* STATED GOAL: From the listing below, extract each line containing the string "Read".

* RAW DATA:
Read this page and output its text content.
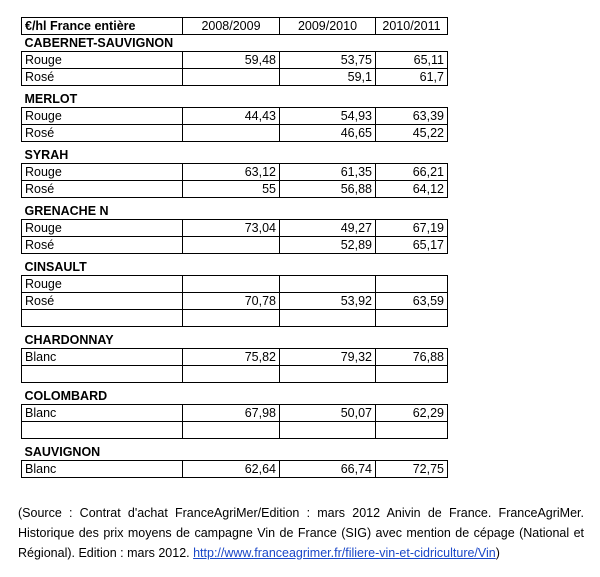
€/hl France entière	2008/2009	2009/2010	2010/2011
CABERNET-SAUVIGNON			
Rouge	59,48	53,75	65,11
Rosé		59,1	61,7

MERLOT			
Rouge	44,43	54,93	63,39
Rosé		46,65	45,22

SYRAH			
Rouge	63,12	61,35	66,21
Rosé	55	56,88	64,12

GRENACHE N			
Rouge	73,04	49,27	67,19
Rosé		52,89	65,17

CINSAULT			
Rouge			
Rosé	70,78	53,92	63,59

CHARDONNAY			
Blanc	75,82	79,32	76,88

COLOMBARD			
Blanc	67,98	50,07	62,29

SAUVIGNON			
Blanc	62,64	66,74	72,75
(Source : Contrat d'achat FranceAgriMer/Edition : mars 2012 Anivin de France. FranceAgriMer. Historique des prix moyens de campagne Vin de France (SIG) avec mention de cépage (National et Régional). Edition : mars 2012. http://www.franceagrimer.fr/filiere-vin-et-cidriculture/Vin)
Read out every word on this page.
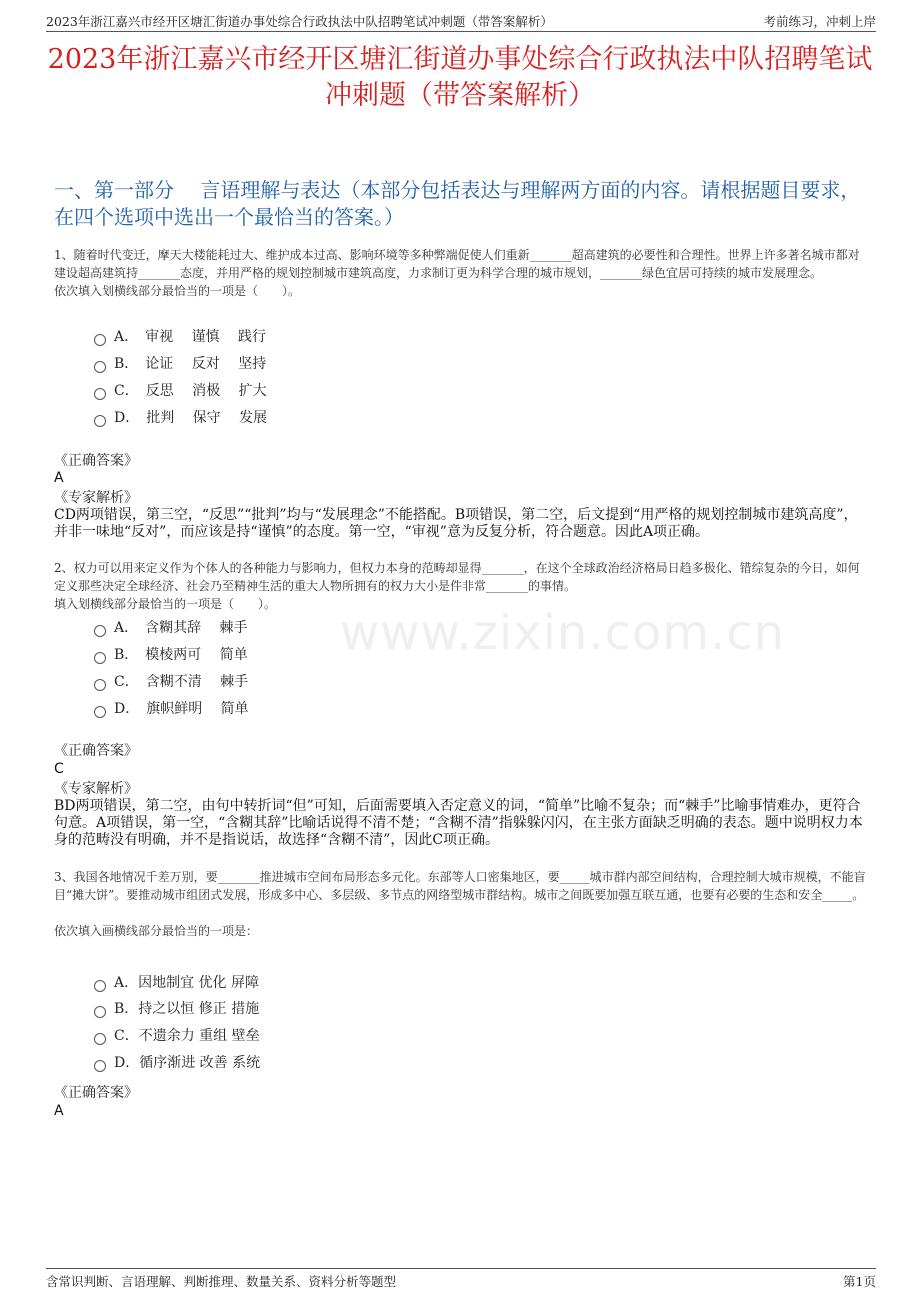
2023年浙江嘉兴市经开区塘汇街道办事处综合行政执法中队招聘笔试冲刺题（带答案解析）	考前练习，冲刺上岸
2023年浙江嘉兴市经开区塘汇街道办事处综合行政执法中队招聘笔试冲刺题（带答案解析）
一、第一部分　 言语理解与表达（本部分包括表达与理解两方面的内容。请根据题目要求，在四个选项中选出一个最恰当的答案。）
www.zixin.com.cn

1、随着时代变迁，摩天大楼能耗过大、维护成本过高、影响环境等多种弊端促使人们重新_______超高建筑的必要性和合理性。世界上许多著名城市都对建设超高建筑持_______态度，并用严格的规划控制城市建筑高度，力求制订更为科学合理的城市规划，_______绿色宜居可持续的城市发展理念。

依次填入划横线部分最恰当的一项是（　　）。

A．　审视　 谨慎　 践行
B．　论证　 反对　 坚持
C．　反思　 消极　 扩大
D．　批判　 保守　 发展
《正确答案》
A
《专家解析》
CD两项错误，第三空，“反思”“批判”均与“发展理念”不能搭配。B项错误，第二空，后文提到“用严格的规划控制城市建筑高度”，并非一味地“反对”，而应该是持“谨慎”的态度。第一空，“审视”意为反复分析，符合题意。因此A项正确。

2、权力可以用来定义作为个体人的各种能力与影响力，但权力本身的范畴却显得_______，在这个全球政治经济格局日趋多极化、错综复杂的今日，如何定义那些决定全球经济、社会乃至精神生活的重大人物所拥有的权力大小是件非常_______的事情。

填入划横线部分最恰当的一项是（　　）。

A．　含糊其辞　 棘手
B．　模棱两可　 简单
C．　含糊不清　 棘手
D．　旗帜鲜明　 简单
《正确答案》
C
《专家解析》
BD两项错误，第二空，由句中转折词“但”可知，后面需要填入否定意义的词，“简单”比喻不复杂；而“棘手”比喻事情难办，更符合句意。A项错误，第一空，“含糊其辞”比喻话说得不清不楚；“含糊不清”指躲躲闪闪，在主张方面缺乏明确的表态。题中说明权力本身的范畴没有明确，并不是指说话，故选择“含糊不清”，因此C项正确。

3、我国各地情况千差万别，要_______推进城市空间布局形态多元化。东部等人口密集地区，要_____城市群内部空间结构，合理控制大城市规模，不能盲目“摊大饼”。要推动城市组团式发展，形成多中心、多层级、多节点的网络型城市群结构。城市之间既要加强互联互通，也要有必要的生态和安全_____。

依次填入画横线部分最恰当的一项是：

A．因地制宜 优化 屏障
B．持之以恒 修正 措施
C．不遗余力 重组 壁垒
D．循序渐进 改善 系统
《正确答案》
A
含常识判断、言语理解、判断推理、数量关系、资料分析等题型	第1页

* FINISHED EXERCISE:
Read this page and output its text content.
Read out every word on this page.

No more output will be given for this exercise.